Figure record listings:
------------------------------------
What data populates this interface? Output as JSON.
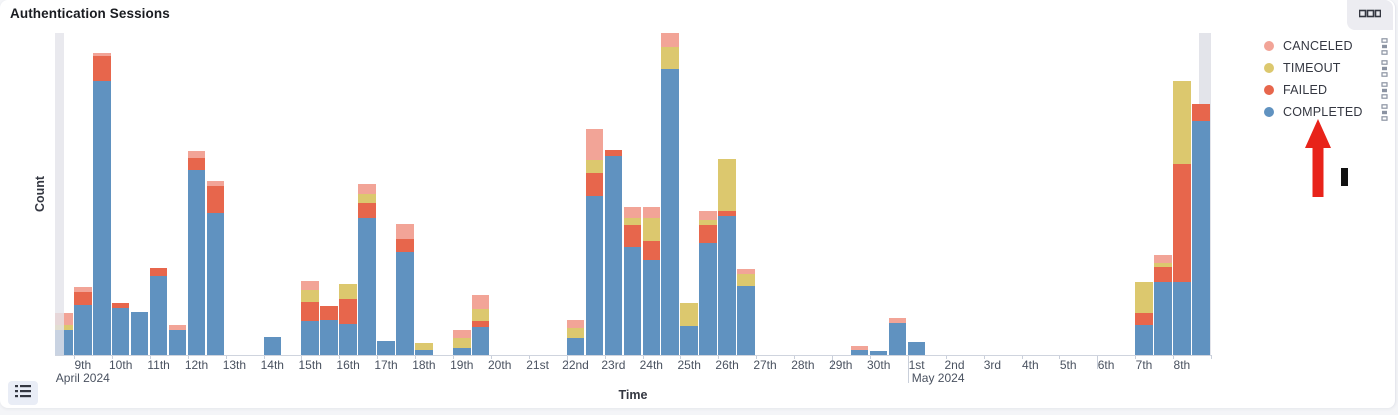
{
  "panel": {
    "title": "Authentication Sessions"
  },
  "panel_actions": {
    "options_icon": "boxes-horizontal-icon"
  },
  "legend": {
    "items": [
      {
        "label": "CANCELED",
        "color": "#F2A497"
      },
      {
        "label": "TIMEOUT",
        "color": "#DCC86E"
      },
      {
        "label": "FAILED",
        "color": "#E7664C"
      },
      {
        "label": "COMPLETED",
        "color": "#6092C0"
      }
    ]
  },
  "legend_toggle": {
    "icon": "list-icon"
  },
  "annotations": {
    "arrow": {
      "shape": "up-arrow",
      "color": "#E8231A",
      "points_to": "COMPLETED"
    },
    "cursor_mark": {
      "color": "#111111"
    }
  },
  "chart_data": {
    "type": "bar",
    "stacked": true,
    "title": "Authentication Sessions",
    "xlabel": "Time",
    "ylabel": "Count",
    "y_tick_labels": [],
    "ylim": [
      0,
      330
    ],
    "x_days": [
      "9th",
      "10th",
      "11th",
      "12th",
      "13th",
      "14th",
      "15th",
      "16th",
      "17th",
      "18th",
      "19th",
      "20th",
      "21st",
      "22nd",
      "23rd",
      "24th",
      "25th",
      "26th",
      "27th",
      "28th",
      "29th",
      "30th",
      "1st",
      "2nd",
      "3rd",
      "4th",
      "5th",
      "6th",
      "7th",
      "8th"
    ],
    "month_rows": [
      {
        "label": "April 2024",
        "day_index": 0,
        "align": "center"
      },
      {
        "label": "May 2024",
        "day_index": 22,
        "align": "left"
      }
    ],
    "bucket_hours": 12,
    "stack_order": [
      "COMPLETED",
      "FAILED",
      "TIMEOUT",
      "CANCELED"
    ],
    "colors": {
      "COMPLETED": "#6092C0",
      "FAILED": "#E7664C",
      "TIMEOUT": "#DCC86E",
      "CANCELED": "#F2A497",
      "PARTIAL": "#E3E4EA"
    },
    "week_start_day_indices": [
      6,
      13,
      20,
      27
    ],
    "month_boundary_day_index": 22,
    "bar_columns": [
      "slot_days_from_apr9",
      "COMPLETED",
      "FAILED",
      "TIMEOUT",
      "CANCELED"
    ],
    "bars": [
      [
        -0.5,
        25,
        0,
        5,
        12
      ],
      [
        0,
        50,
        13,
        0,
        5
      ],
      [
        0.5,
        274,
        25,
        0,
        3
      ],
      [
        1,
        47,
        5,
        0,
        0
      ],
      [
        1.5,
        43,
        0,
        0,
        0
      ],
      [
        2,
        79,
        8,
        0,
        0
      ],
      [
        2.5,
        25,
        0,
        0,
        5
      ],
      [
        3,
        185,
        12,
        0,
        7
      ],
      [
        3.5,
        142,
        27,
        0,
        5
      ],
      [
        5,
        18,
        0,
        0,
        0
      ],
      [
        6,
        34,
        19,
        12,
        9
      ],
      [
        6.5,
        35,
        14,
        0,
        0
      ],
      [
        7,
        31,
        25,
        15,
        0
      ],
      [
        7.5,
        137,
        15,
        9,
        10
      ],
      [
        8,
        14,
        0,
        0,
        0
      ],
      [
        8.5,
        103,
        13,
        0,
        15
      ],
      [
        9,
        5,
        0,
        7,
        0
      ],
      [
        10,
        7,
        0,
        10,
        8
      ],
      [
        10.5,
        28,
        6,
        12,
        14
      ],
      [
        13,
        17,
        0,
        10,
        8
      ],
      [
        13.5,
        159,
        23,
        13,
        31
      ],
      [
        14,
        199,
        6,
        0,
        0
      ],
      [
        14.5,
        108,
        22,
        7,
        11
      ],
      [
        15,
        95,
        19,
        23,
        11
      ],
      [
        15.5,
        286,
        0,
        22,
        14
      ],
      [
        16,
        29,
        0,
        23,
        0
      ],
      [
        16.5,
        112,
        18,
        5,
        9
      ],
      [
        17,
        139,
        5,
        52,
        0
      ],
      [
        17.5,
        69,
        0,
        12,
        5
      ],
      [
        20.5,
        5,
        0,
        0,
        4
      ],
      [
        21,
        4,
        0,
        0,
        0
      ],
      [
        21.5,
        32,
        0,
        0,
        5
      ],
      [
        22,
        13,
        0,
        0,
        0
      ],
      [
        28,
        30,
        12,
        31,
        0
      ],
      [
        28.5,
        73,
        15,
        4,
        8
      ],
      [
        29,
        73,
        118,
        83,
        0
      ],
      [
        29.5,
        234,
        17,
        0,
        0
      ]
    ],
    "partial_bucket_overlays": [
      {
        "edge": "left",
        "in_front_of_bars": true
      },
      {
        "edge": "right",
        "in_front_of_bars": false
      }
    ]
  }
}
------------------------------------
> What the task requires
Copy out all the entries exactly. Images stay out of the copy.

> Task answer
What data populates this interface? Output as JSON.
{
  "panel": {
    "title": "Authentication Sessions"
  },
  "panel_actions": {
    "options_icon": "boxes-horizontal-icon"
  },
  "legend": {
    "items": [
      {
        "label": "CANCELED",
        "color": "#F2A497"
      },
      {
        "label": "TIMEOUT",
        "color": "#DCC86E"
      },
      {
        "label": "FAILED",
        "color": "#E7664C"
      },
      {
        "label": "COMPLETED",
        "color": "#6092C0"
      }
    ]
  },
  "legend_toggle": {
    "icon": "list-icon"
  },
  "annotations": {
    "arrow": {
      "shape": "up-arrow",
      "color": "#E8231A",
      "points_to": "COMPLETED"
    },
    "cursor_mark": {
      "color": "#111111"
    }
  },
  "chart_data": {
    "type": "bar",
    "stacked": true,
    "title": "Authentication Sessions",
    "xlabel": "Time",
    "ylabel": "Count",
    "y_tick_labels": [],
    "ylim": [
      0,
      330
    ],
    "x_days": [
      "9th",
      "10th",
      "11th",
      "12th",
      "13th",
      "14th",
      "15th",
      "16th",
      "17th",
      "18th",
      "19th",
      "20th",
      "21st",
      "22nd",
      "23rd",
      "24th",
      "25th",
      "26th",
      "27th",
      "28th",
      "29th",
      "30th",
      "1st",
      "2nd",
      "3rd",
      "4th",
      "5th",
      "6th",
      "7th",
      "8th"
    ],
    "month_rows": [
      {
        "label": "April 2024",
        "day_index": 0,
        "align": "center"
      },
      {
        "label": "May 2024",
        "day_index": 22,
        "align": "left"
      }
    ],
    "bucket_hours": 12,
    "stack_order": [
      "COMPLETED",
      "FAILED",
      "TIMEOUT",
      "CANCELED"
    ],
    "colors": {
      "COMPLETED": "#6092C0",
      "FAILED": "#E7664C",
      "TIMEOUT": "#DCC86E",
      "CANCELED": "#F2A497",
      "PARTIAL": "#E3E4EA"
    },
    "week_start_day_indices": [
      6,
      13,
      20,
      27
    ],
    "month_boundary_day_index": 22,
    "bar_columns": [
      "slot_days_from_apr9",
      "COMPLETED",
      "FAILED",
      "TIMEOUT",
      "CANCELED"
    ],
    "bars": [
      [
        -0.5,
        25,
        0,
        5,
        12
      ],
      [
        0,
        50,
        13,
        0,
        5
      ],
      [
        0.5,
        274,
        25,
        0,
        3
      ],
      [
        1,
        47,
        5,
        0,
        0
      ],
      [
        1.5,
        43,
        0,
        0,
        0
      ],
      [
        2,
        79,
        8,
        0,
        0
      ],
      [
        2.5,
        25,
        0,
        0,
        5
      ],
      [
        3,
        185,
        12,
        0,
        7
      ],
      [
        3.5,
        142,
        27,
        0,
        5
      ],
      [
        5,
        18,
        0,
        0,
        0
      ],
      [
        6,
        34,
        19,
        12,
        9
      ],
      [
        6.5,
        35,
        14,
        0,
        0
      ],
      [
        7,
        31,
        25,
        15,
        0
      ],
      [
        7.5,
        137,
        15,
        9,
        10
      ],
      [
        8,
        14,
        0,
        0,
        0
      ],
      [
        8.5,
        103,
        13,
        0,
        15
      ],
      [
        9,
        5,
        0,
        7,
        0
      ],
      [
        10,
        7,
        0,
        10,
        8
      ],
      [
        10.5,
        28,
        6,
        12,
        14
      ],
      [
        13,
        17,
        0,
        10,
        8
      ],
      [
        13.5,
        159,
        23,
        13,
        31
      ],
      [
        14,
        199,
        6,
        0,
        0
      ],
      [
        14.5,
        108,
        22,
        7,
        11
      ],
      [
        15,
        95,
        19,
        23,
        11
      ],
      [
        15.5,
        286,
        0,
        22,
        14
      ],
      [
        16,
        29,
        0,
        23,
        0
      ],
      [
        16.5,
        112,
        18,
        5,
        9
      ],
      [
        17,
        139,
        5,
        52,
        0
      ],
      [
        17.5,
        69,
        0,
        12,
        5
      ],
      [
        20.5,
        5,
        0,
        0,
        4
      ],
      [
        21,
        4,
        0,
        0,
        0
      ],
      [
        21.5,
        32,
        0,
        0,
        5
      ],
      [
        22,
        13,
        0,
        0,
        0
      ],
      [
        28,
        30,
        12,
        31,
        0
      ],
      [
        28.5,
        73,
        15,
        4,
        8
      ],
      [
        29,
        73,
        118,
        83,
        0
      ],
      [
        29.5,
        234,
        17,
        0,
        0
      ]
    ],
    "partial_bucket_overlays": [
      {
        "edge": "left",
        "in_front_of_bars": true
      },
      {
        "edge": "right",
        "in_front_of_bars": false
      }
    ]
  }
}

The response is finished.